> GOAL
In the listing below, find every line containing "icon" and copy it out.

BEGIN RECORDED DATA

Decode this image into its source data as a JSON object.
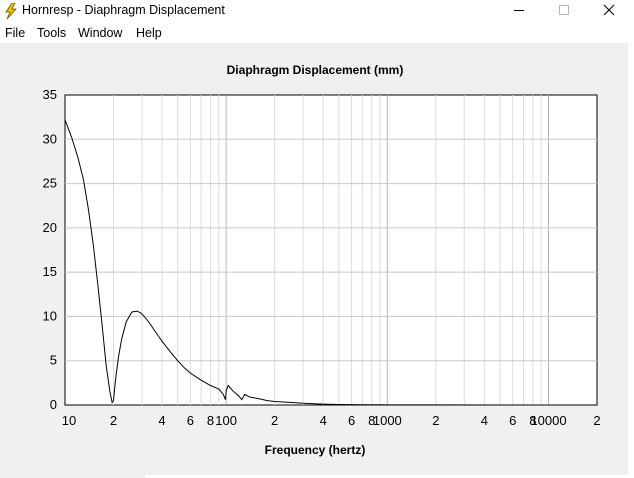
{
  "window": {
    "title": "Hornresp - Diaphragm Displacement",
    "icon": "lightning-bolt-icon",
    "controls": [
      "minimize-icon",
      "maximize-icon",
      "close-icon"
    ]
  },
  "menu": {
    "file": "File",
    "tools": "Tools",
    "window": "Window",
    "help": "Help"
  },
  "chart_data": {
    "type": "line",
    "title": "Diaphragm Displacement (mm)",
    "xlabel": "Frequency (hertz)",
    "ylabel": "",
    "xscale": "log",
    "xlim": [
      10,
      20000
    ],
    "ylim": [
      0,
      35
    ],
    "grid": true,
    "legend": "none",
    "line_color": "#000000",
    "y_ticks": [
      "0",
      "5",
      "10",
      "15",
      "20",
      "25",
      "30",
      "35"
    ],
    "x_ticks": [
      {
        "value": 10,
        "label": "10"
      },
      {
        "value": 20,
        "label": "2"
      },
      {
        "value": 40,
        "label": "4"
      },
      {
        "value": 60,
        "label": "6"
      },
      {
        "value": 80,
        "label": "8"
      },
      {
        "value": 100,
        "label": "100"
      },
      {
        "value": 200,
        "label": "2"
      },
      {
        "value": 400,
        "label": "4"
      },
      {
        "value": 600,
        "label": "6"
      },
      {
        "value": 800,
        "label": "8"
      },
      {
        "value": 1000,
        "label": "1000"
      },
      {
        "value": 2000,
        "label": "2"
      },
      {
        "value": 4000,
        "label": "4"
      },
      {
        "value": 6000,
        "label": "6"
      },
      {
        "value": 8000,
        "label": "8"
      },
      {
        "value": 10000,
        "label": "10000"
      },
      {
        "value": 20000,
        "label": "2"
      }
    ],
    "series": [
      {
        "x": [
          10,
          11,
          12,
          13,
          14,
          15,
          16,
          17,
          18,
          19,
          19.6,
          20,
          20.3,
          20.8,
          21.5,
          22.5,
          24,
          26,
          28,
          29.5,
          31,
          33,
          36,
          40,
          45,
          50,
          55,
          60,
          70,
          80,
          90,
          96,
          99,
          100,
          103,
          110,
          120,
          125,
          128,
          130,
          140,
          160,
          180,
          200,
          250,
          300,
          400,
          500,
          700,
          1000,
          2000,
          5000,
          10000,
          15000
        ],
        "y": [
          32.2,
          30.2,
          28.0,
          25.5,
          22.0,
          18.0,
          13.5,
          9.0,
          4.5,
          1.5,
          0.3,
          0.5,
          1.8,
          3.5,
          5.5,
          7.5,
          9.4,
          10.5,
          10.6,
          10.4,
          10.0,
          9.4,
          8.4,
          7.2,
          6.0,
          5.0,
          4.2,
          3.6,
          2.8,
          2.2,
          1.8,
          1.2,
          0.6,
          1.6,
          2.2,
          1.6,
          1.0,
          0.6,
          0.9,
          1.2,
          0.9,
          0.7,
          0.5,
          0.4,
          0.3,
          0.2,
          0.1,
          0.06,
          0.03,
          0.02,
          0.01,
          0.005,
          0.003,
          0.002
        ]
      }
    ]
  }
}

END RECORDED DATA
BEGIN RECORDED DATA

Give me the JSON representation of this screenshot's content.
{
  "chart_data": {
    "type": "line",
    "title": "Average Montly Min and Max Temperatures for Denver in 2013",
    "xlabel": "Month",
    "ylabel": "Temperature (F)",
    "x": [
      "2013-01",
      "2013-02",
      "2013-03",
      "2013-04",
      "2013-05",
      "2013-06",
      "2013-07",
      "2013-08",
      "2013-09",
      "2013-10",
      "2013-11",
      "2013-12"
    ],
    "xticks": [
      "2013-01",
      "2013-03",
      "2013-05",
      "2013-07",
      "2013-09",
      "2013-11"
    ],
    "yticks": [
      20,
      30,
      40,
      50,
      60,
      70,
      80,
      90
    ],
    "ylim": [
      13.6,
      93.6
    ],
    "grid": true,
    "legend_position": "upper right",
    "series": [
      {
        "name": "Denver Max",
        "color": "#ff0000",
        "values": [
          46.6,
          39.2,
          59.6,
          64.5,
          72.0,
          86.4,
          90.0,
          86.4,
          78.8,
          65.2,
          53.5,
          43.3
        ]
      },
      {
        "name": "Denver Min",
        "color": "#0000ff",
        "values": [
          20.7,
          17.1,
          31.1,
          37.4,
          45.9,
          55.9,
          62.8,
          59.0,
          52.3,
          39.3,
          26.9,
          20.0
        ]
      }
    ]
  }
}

END RECORDED DATA

> ANSWER BELOW
    "icon": "lightning-bolt-icon",
      "minimize-icon",
      "maximize-icon",
      "close-icon"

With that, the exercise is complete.